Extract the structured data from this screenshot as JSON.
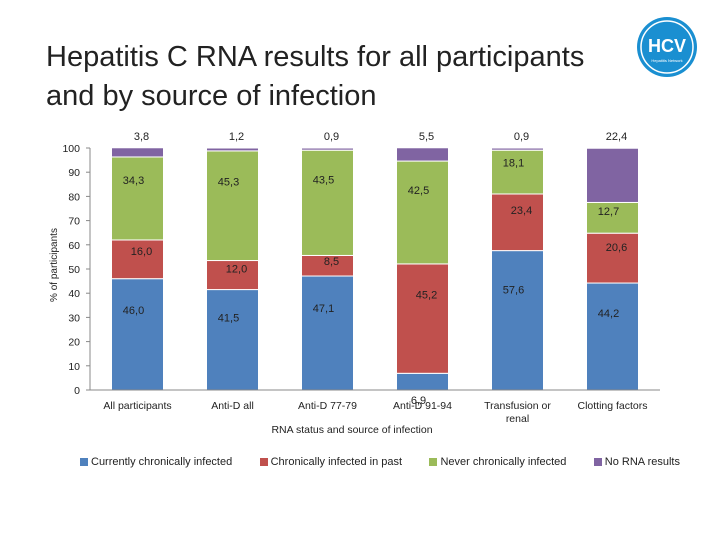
{
  "slide": {
    "title_line1": "Hepatitis C RNA results for all participants",
    "title_line2": "and by source of infection",
    "logo_text": "HCV",
    "logo_subtext": "Hepatitis Network"
  },
  "chart_data": {
    "type": "bar",
    "stacked": true,
    "title": "",
    "xlabel": "RNA status and source of infection",
    "ylabel": "% of participants",
    "ylim": [
      0,
      100
    ],
    "yticks": [
      0,
      10,
      20,
      30,
      40,
      50,
      60,
      70,
      80,
      90,
      100
    ],
    "grid": false,
    "legend_position": "bottom",
    "categories": [
      "All participants",
      "Anti-D all",
      "Anti-D 77-79",
      "Anti-D 91-94",
      "Transfusion or renal",
      "Clotting factors"
    ],
    "series": [
      {
        "name": "Currently chronically infected",
        "color": "#4F81BD",
        "values": [
          46.0,
          41.5,
          47.1,
          6.9,
          57.6,
          44.2
        ],
        "labels": [
          "46,0",
          "41,5",
          "47,1",
          "6,9",
          "57,6",
          "44,2"
        ]
      },
      {
        "name": "Chronically infected in past",
        "color": "#C0504D",
        "values": [
          16.0,
          12.0,
          8.5,
          45.2,
          23.4,
          20.6
        ],
        "labels": [
          "16,0",
          "12,0",
          "8,5",
          "45,2",
          "23,4",
          "20,6"
        ]
      },
      {
        "name": "Never chronically infected",
        "color": "#9BBB59",
        "values": [
          34.3,
          45.3,
          43.5,
          42.5,
          18.1,
          12.7
        ],
        "labels": [
          "34,3",
          "45,3",
          "43,5",
          "42,5",
          "18,1",
          "12,7"
        ]
      },
      {
        "name": "No RNA results",
        "color": "#8064A2",
        "values": [
          3.8,
          1.2,
          0.9,
          5.5,
          0.9,
          22.4
        ],
        "labels": [
          "3,8",
          "1,2",
          "0,9",
          "5,5",
          "0,9",
          "22,4"
        ]
      }
    ]
  }
}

= = = = =

> _Request_
Repeat each entry above word for word, leaving every picture out.

> _Exercise result_
Extract the structured data from this screenshot as JSON.
{
  "slide": {
    "title_line1": "Hepatitis C RNA results for all participants",
    "title_line2": "and by source of infection",
    "logo_text": "HCV",
    "logo_subtext": "Hepatitis Network"
  },
  "chart_data": {
    "type": "bar",
    "stacked": true,
    "title": "",
    "xlabel": "RNA status and source of infection",
    "ylabel": "% of participants",
    "ylim": [
      0,
      100
    ],
    "yticks": [
      0,
      10,
      20,
      30,
      40,
      50,
      60,
      70,
      80,
      90,
      100
    ],
    "grid": false,
    "legend_position": "bottom",
    "categories": [
      "All participants",
      "Anti-D all",
      "Anti-D 77-79",
      "Anti-D 91-94",
      "Transfusion or renal",
      "Clotting factors"
    ],
    "series": [
      {
        "name": "Currently chronically infected",
        "color": "#4F81BD",
        "values": [
          46.0,
          41.5,
          47.1,
          6.9,
          57.6,
          44.2
        ],
        "labels": [
          "46,0",
          "41,5",
          "47,1",
          "6,9",
          "57,6",
          "44,2"
        ]
      },
      {
        "name": "Chronically infected in past",
        "color": "#C0504D",
        "values": [
          16.0,
          12.0,
          8.5,
          45.2,
          23.4,
          20.6
        ],
        "labels": [
          "16,0",
          "12,0",
          "8,5",
          "45,2",
          "23,4",
          "20,6"
        ]
      },
      {
        "name": "Never chronically infected",
        "color": "#9BBB59",
        "values": [
          34.3,
          45.3,
          43.5,
          42.5,
          18.1,
          12.7
        ],
        "labels": [
          "34,3",
          "45,3",
          "43,5",
          "42,5",
          "18,1",
          "12,7"
        ]
      },
      {
        "name": "No RNA results",
        "color": "#8064A2",
        "values": [
          3.8,
          1.2,
          0.9,
          5.5,
          0.9,
          22.4
        ],
        "labels": [
          "3,8",
          "1,2",
          "0,9",
          "5,5",
          "0,9",
          "22,4"
        ]
      }
    ]
  }
}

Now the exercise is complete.